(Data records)
========
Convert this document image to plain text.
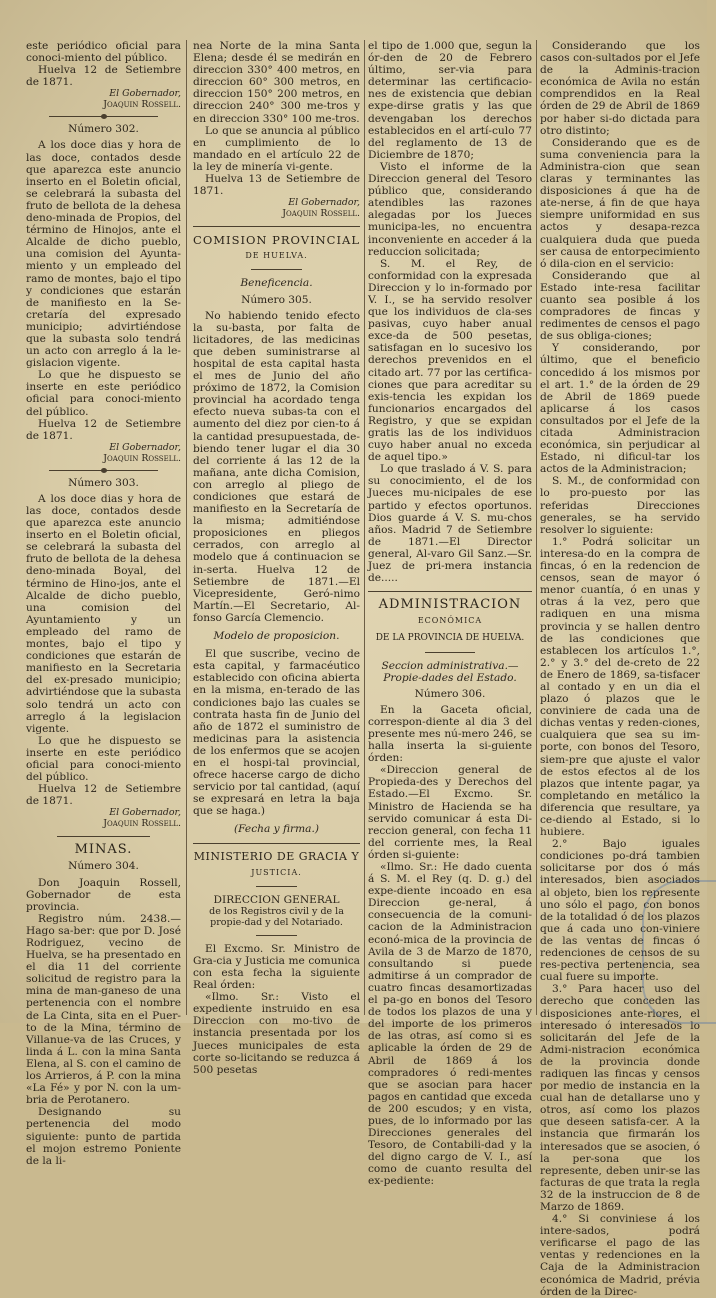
este periódico oficial para conoci-miento del público.

Huelva 12 de Setiembre de 1871.

El Gobernador,
Joaquin Rossell.

Número 302.

A los doce dias y hora de las doce, contados desde que aparezca este anuncio inserto en el Boletin oficial, se celebrará la subasta del fruto de bellota de la dehesa deno-minada de Propios, del término de Hinojos, ante el Alcalde de dicho pueblo, una comision del Ayunta-miento y un empleado del ramo de montes, bajo el tipo y condiciones que estarán de manifiesto en la Se-cretaría del expresado municipio; advirtiéndose que la subasta solo tendrá un acto con arreglo á la le-gislacion vigente.

Lo que he dispuesto se inserte en este periódico oficial para conoci-miento del público.

Huelva 12 de Setiembre de 1871.

El Gobernador,
Joaquin Rossell.

Número 303.

A los doce dias y hora de las doce, contados desde que aparezca este anuncio inserto en el Boletin oficial, se celebrará la subasta del fruto de bellota de la dehesa deno-minada Boyal, del término de Hino-jos, ante el Alcalde de dicho pueblo, una comision del Ayuntamiento y un empleado del ramo de montes, bajo el tipo y condiciones que estarán de manifiesto en la Secretaria del ex-presado municipio; advirtiéndose que la subasta solo tendrá un acto con arreglo á la legislacion vigente.

Lo que he dispuesto se inserte en este periódico oficial para conoci-miento del público.

Huelva 12 de Setiembre de 1871.

El Gobernador,
Joaquin Rossell.

MINAS.

Número 304.

Don Joaquin Rossell, Gobernador de esta provincia.

Registro núm. 2438.—Hago sa-ber: que por D. José Rodriguez, vecino de Huelva, se ha presentado en el dia 11 del corriente solicitud de registro para la mina de man-ganeso de una pertenencia con el nombre de La Cinta, sita en el Puer-to de la Mina, término de Villanue-va de las Cruces, y linda á L. con la mina Santa Elena, al S. con el camino de los Arrieros, á P. con la mina «La Fé» y por N. con la um-bria de Perotanero.

Designando su pertenencia del modo siguiente: punto de partida el mojon estremo Poniente de la li-

nea Norte de la mina Santa Elena; desde él se medirán en direccion 330° 400 metros, en direccion 60° 300 metros, en direccion 150° 200 metros, en direccion 240° 300 me-tros y en direccion 330° 100 me-tros.

Lo que se anuncia al público en cumplimiento de lo mandado en el artículo 22 de la ley de minería vi-gente.

Huelva 13 de Setiembre de 1871.

El Gobernador,
Joaquin Rossell.

COMISION PROVINCIAL

DE HUELVA.

Beneficencia.

Número 305.

No habiendo tenido efecto la su-basta, por falta de licitadores, de las medicinas que deben suministrarse al hospital de esta capital hasta el mes de Junio del año próximo de 1872, la Comision provincial ha acordado tenga efecto nueva subas-ta con el aumento del diez por cien-to á la cantidad presupuestada, de-biendo tener lugar el dia 30 del corriente á las 12 de la mañana, ante dicha Comision, con arreglo al pliego de condiciones que estará de manifiesto en la Secretaría de la misma; admitiéndose proposiciones en pliegos cerrados, con arreglo al modelo que á continuacion se in-serta. Huelva 12 de Setiembre de 1871.—El Vicepresidente, Geró-nimo Martín.—El Secretario, Al-fonso García Clemencio.

Modelo de proposicion.

El que suscribe, vecino de esta capital, y farmacéutico establecido con oficina abierta en la misma, en-terado de las condiciones bajo las cuales se contrata hasta fin de Junio del año de 1872 el suministro de medicinas para la asistencia de los enfermos que se acojen en el hospi-tal provincial, ofrece hacerse cargo de dicho servicio por tal cantidad, (aquí se expresará en letra la baja que se haga.)

(Fecha y firma.)

MINISTERIO DE GRACIA Y

JUSTICIA.

DIRECCION GENERAL

de los Registros civil y de la propie-dad y del Notariado.

El Excmo. Sr. Ministro de Gra-cia y Justicia me comunica con esta fecha la siguiente Real órden:

«Ilmo. Sr.: Visto el expediente instruido en esa Direccion con mo-tivo de instancia presentada por los Jueces municipales de esta corte so-licitando se reduzca á 500 pesetas

el tipo de 1.000 que, segun la ór-den de 20 de Febrero último, ser-via para determinar las certificacio-nes de existencia que debian expe-dirse gratis y las que devengaban los derechos establecidos en el artí-culo 77 del reglamento de 13 de Diciembre de 1870;

Visto el informe de la Direccion general del Tesoro público que, considerando atendibles las razones alegadas por los Jueces municipa-les, no encuentra inconveniente en acceder á la reduccion solicitada;

S. M. el Rey, de conformidad con la expresada Direccion y lo in-formado por V. I., se ha servido resolver que los individuos de cla-ses pasivas, cuyo haber anual exce-da de 500 pesetas, satisfagan en lo sucesivo los derechos prevenidos en el citado art. 77 por las certifica-ciones que para acreditar su exis-tencia les expidan los funcionarios encargados del Registro, y que se expidan gratis las de los individuos cuyo haber anual no exceda de aquel tipo.»

Lo que traslado á V. S. para su conocimiento, el de los Jueces mu-nicipales de ese partido y efectos oportunos. Dios guarde á V. S. mu-chos años. Madrid 7 de Setiembre de 1871.—El Director general, Al-varo Gil Sanz.—Sr. Juez de pri-mera instancia de.....

ADMINISTRACION

ECONÓMICA

DE LA PROVINCIA DE HUELVA.

Seccion administrativa.—Propie-dades del Estado.

Número 306.

En la Gaceta oficial, correspon-diente al dia 3 del presente mes nú-mero 246, se halla inserta la si-guiente órden:

«Direccion general de Propieda-des y Derechos del Estado.—El Excmo. Sr. Ministro de Hacienda se ha servido comunicar á esta Di-reccion general, con fecha 11 del corriente mes, la Real órden si-guiente:

«Ilmo. Sr.: He dado cuenta á S. M. el Rey (q. D. g.) del expe-diente incoado en esa Direccion ge-neral, á consecuencia de la comuni-cacion de la Administracion econó-mica de la provincia de Avila de 3 de Marzo de 1870, consultando si puede admitirse á un comprador de cuatro fincas desamortizadas el pa-go en bonos del Tesoro de todos los plazos de una y del importe de los primeros de las otras, así como si es aplicable la órden de 29 de Abril de 1869 á los compradores ó redi-mentes que se asocian para hacer pagos en cantidad que exceda de 200 escudos; y en vista, pues, de lo informado por las Direcciones generales del Tesoro, de Contabili-dad y la del digno cargo de V. I., así como de cuanto resulta del ex-pediente:

Considerando que los casos con-sultados por el Jefe de la Adminis-tracion económica de Avila no están comprendidos en la Real órden de 29 de Abril de 1869 por haber si-do dictada para otro distinto;

Considerando que es de suma conveniencia para la Administra-cion que sean claras y terminantes las disposiciones á que ha de ate-nerse, á fin de que haya siempre uniformidad en sus actos y desapa-rezca cualquiera duda que pueda ser causa de entorpecimiento ó dila-cion en el servicio:

Considerando que al Estado inte-resa facilitar cuanto sea posible á los compradores de fincas y redimentes de censos el pago de sus obliga-ciones;

Y considerando, por último, que el beneficio concedido á los mismos por el art. 1.° de la órden de 29 de Abril de 1869 puede aplicarse á los casos consultados por el Jefe de la citada Administracion económica, sin perjudicar al Estado, ni dificul-tar los actos de la Administracion;

S. M., de conformidad con lo pro-puesto por las referidas Direcciones generales, se ha servido resolver lo siguiente:

1.° Podrá solicitar un interesa-do en la compra de fincas, ó en la redencion de censos, sean de mayor ó menor cuantía, ó en unas y otras á la vez, pero que radiquen en una misma provincia y se hallen dentro de las condiciones que establecen los artículos 1.°, 2.° y 3.° del de-creto de 22 de Enero de 1869, sa-tisfacer al contado y en un dia el plazo ó plazos que le conviniere de cada una de dichas ventas y reden-ciones, cualquiera que sea su im-porte, con bonos del Tesoro, siem-pre que ajuste el valor de estos efectos al de los plazos que intente pagar, ya completando en metálico la diferencia que resultare, ya ce-diendo al Estado, si lo hubiere.

2.° Bajo iguales condiciones po-drá tambien solicitarse por dos ó más interesados, bien asociados al objeto, bien los represente uno sólo el pago, con bonos de la totalidad ó de los plazos que á cada uno con-viniere de las ventas de fincas ó redenciones de censos de su res-pectiva pertenencia, sea cual fuere su importe.

3.° Para hacer uso del derecho que conceden las disposiciones ante-riores, el interesado ó interesados lo solicitarán del Jefe de la Admi-nistracion económica de la provincia donde radiquen las fincas y censos por medio de instancia en la cual han de detallarse uno y otros, así como los plazos que deseen satisfa-cer. A la instancia que firmarán los interesados que se asocien, ó la per-sona que los represente, deben unir-se las facturas de que trata la regla 32 de la instruccion de 8 de Marzo de 1869.

4.° Si conviniese á los intere-sados, podrá verificarse el pago de las ventas y redenciones en la Caja de la Administracion económica de Madrid, prévia órden de la Direc-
========
[Exercise instructions] Go through the records and show every line with the string "Real" in it.

[Answer to this task]
El Excmo. Sr. Ministro de Gra-cia y Justicia me comunica con esta fecha la siguiente Real órden:
«Direccion general de Propieda-des y Derechos del Estado.—El Excmo. Sr. Ministro de Hacienda se ha servido comunicar á esta Di-reccion general, con fecha 11 del corriente mes, la Real órden si-guiente:
Considerando que los casos con-sultados por el Jefe de la Adminis-tracion económica de Avila no están comprendidos en la Real órden de 29 de Abril de 1869 por haber si-do dictada para otro distinto;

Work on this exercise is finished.